[What to do] Read the records below and copy each line that contains "无间距扫描".

Data entries:
===============

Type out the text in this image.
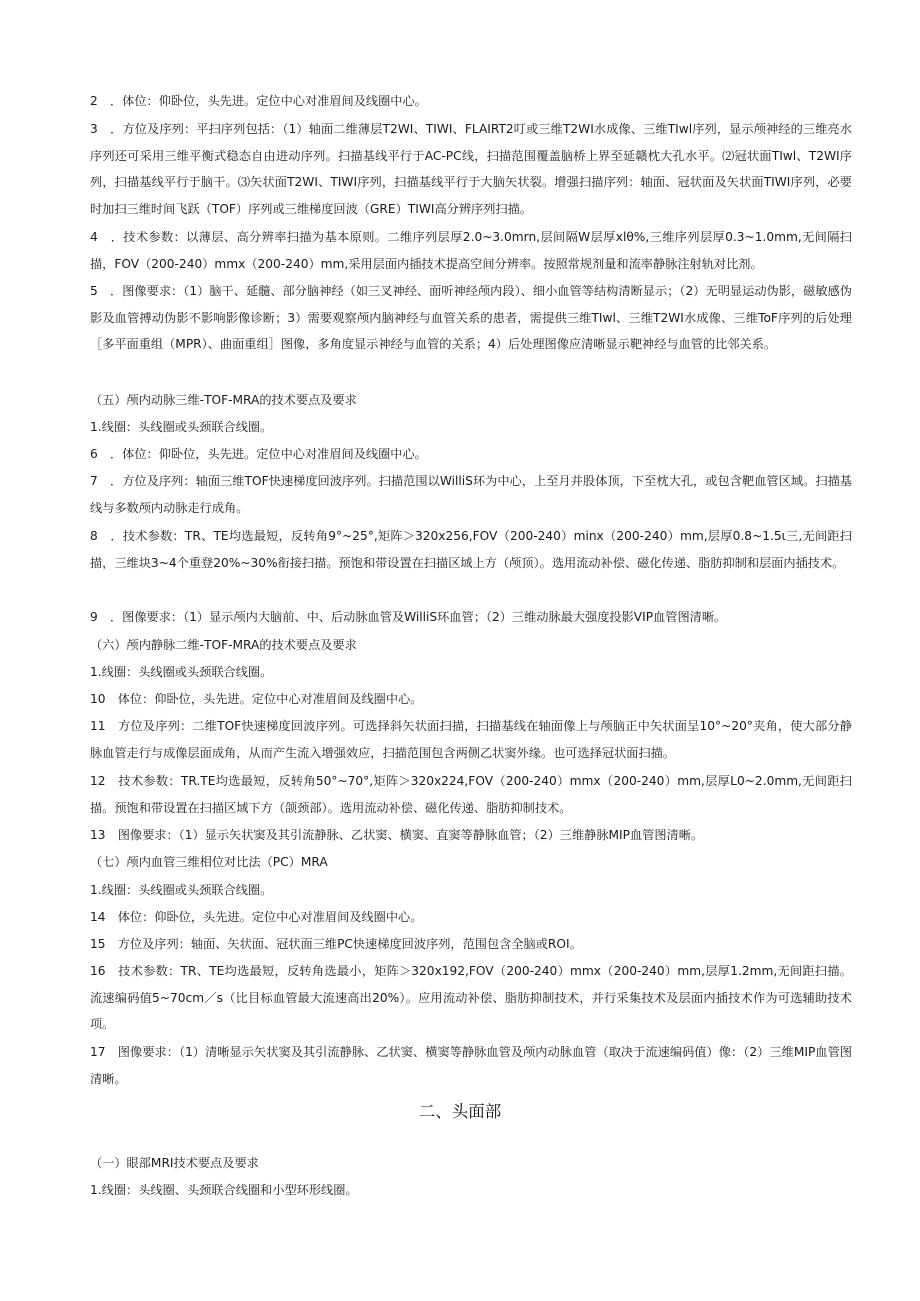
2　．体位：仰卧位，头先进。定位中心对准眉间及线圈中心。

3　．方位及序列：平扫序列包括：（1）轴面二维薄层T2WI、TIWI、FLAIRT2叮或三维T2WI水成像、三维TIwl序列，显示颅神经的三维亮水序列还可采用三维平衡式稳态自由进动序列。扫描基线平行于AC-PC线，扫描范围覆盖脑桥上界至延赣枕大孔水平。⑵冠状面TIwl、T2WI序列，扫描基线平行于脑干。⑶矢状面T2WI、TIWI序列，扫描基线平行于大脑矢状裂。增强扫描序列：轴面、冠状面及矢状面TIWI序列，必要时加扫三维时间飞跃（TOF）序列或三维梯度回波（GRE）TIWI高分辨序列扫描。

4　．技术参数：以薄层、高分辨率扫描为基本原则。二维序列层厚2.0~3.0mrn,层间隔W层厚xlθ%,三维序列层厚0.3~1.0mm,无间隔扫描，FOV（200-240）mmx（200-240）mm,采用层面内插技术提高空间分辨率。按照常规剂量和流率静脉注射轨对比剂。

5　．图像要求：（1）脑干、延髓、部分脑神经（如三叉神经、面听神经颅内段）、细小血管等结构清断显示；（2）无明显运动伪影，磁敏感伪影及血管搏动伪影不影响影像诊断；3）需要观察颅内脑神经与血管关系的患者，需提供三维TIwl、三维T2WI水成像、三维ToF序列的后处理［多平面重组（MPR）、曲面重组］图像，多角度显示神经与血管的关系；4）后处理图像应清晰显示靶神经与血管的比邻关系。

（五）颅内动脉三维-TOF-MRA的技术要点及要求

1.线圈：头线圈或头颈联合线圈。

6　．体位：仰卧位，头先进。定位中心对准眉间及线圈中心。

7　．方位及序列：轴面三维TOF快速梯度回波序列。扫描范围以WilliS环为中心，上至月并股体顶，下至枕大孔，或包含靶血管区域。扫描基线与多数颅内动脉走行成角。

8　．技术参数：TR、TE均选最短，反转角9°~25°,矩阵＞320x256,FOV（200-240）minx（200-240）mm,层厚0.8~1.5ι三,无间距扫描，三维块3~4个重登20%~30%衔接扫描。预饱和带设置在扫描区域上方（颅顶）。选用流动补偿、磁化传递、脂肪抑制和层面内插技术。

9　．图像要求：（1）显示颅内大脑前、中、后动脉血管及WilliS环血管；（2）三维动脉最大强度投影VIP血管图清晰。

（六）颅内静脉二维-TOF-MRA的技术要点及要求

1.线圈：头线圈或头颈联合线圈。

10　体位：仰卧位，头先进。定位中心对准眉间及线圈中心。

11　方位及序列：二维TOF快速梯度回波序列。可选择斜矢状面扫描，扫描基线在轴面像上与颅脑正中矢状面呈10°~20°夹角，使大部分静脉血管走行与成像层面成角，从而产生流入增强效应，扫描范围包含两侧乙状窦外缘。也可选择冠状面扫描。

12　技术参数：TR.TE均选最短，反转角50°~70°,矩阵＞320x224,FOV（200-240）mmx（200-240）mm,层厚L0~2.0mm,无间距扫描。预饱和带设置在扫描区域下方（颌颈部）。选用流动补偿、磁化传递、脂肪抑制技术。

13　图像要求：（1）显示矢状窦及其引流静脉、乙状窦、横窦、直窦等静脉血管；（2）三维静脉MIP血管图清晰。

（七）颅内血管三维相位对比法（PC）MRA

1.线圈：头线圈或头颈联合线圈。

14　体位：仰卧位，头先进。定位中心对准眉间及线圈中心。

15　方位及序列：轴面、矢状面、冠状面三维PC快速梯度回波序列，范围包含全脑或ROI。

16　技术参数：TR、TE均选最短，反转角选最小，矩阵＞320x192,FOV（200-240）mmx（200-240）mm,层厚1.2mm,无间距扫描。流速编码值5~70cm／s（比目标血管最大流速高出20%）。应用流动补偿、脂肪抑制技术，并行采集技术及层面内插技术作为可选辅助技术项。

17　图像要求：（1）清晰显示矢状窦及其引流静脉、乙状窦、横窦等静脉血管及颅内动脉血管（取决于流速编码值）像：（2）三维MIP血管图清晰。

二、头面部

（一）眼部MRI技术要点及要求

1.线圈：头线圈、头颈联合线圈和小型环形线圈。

===============

[Task answer]
8　．技术参数：TR、TE均选最短，反转角9°~25°,矩阵＞320x256,FOV（200-240）minx（200-240）mm,层厚0.8~1.5ι三,无间距扫描，三维块3~4个重登20%~30%衔接扫描。预饱和带设置在扫描区域上方（颅顶）。选用流动补偿、磁化传递、脂肪抑制和层面内插技术。
12　技术参数：TR.TE均选最短，反转角50°~70°,矩阵＞320x224,FOV（200-240）mmx（200-240）mm,层厚L0~2.0mm,无间距扫描。预饱和带设置在扫描区域下方（颌颈部）。选用流动补偿、磁化传递、脂肪抑制技术。
16　技术参数：TR、TE均选最短，反转角选最小，矩阵＞320x192,FOV（200-240）mmx（200-240）mm,层厚1.2mm,无间距扫描。流速编码值5~70cm／s（比目标血管最大流速高出20%）。应用流动补偿、脂肪抑制技术，并行采集技术及层面内插技术作为可选辅助技术项。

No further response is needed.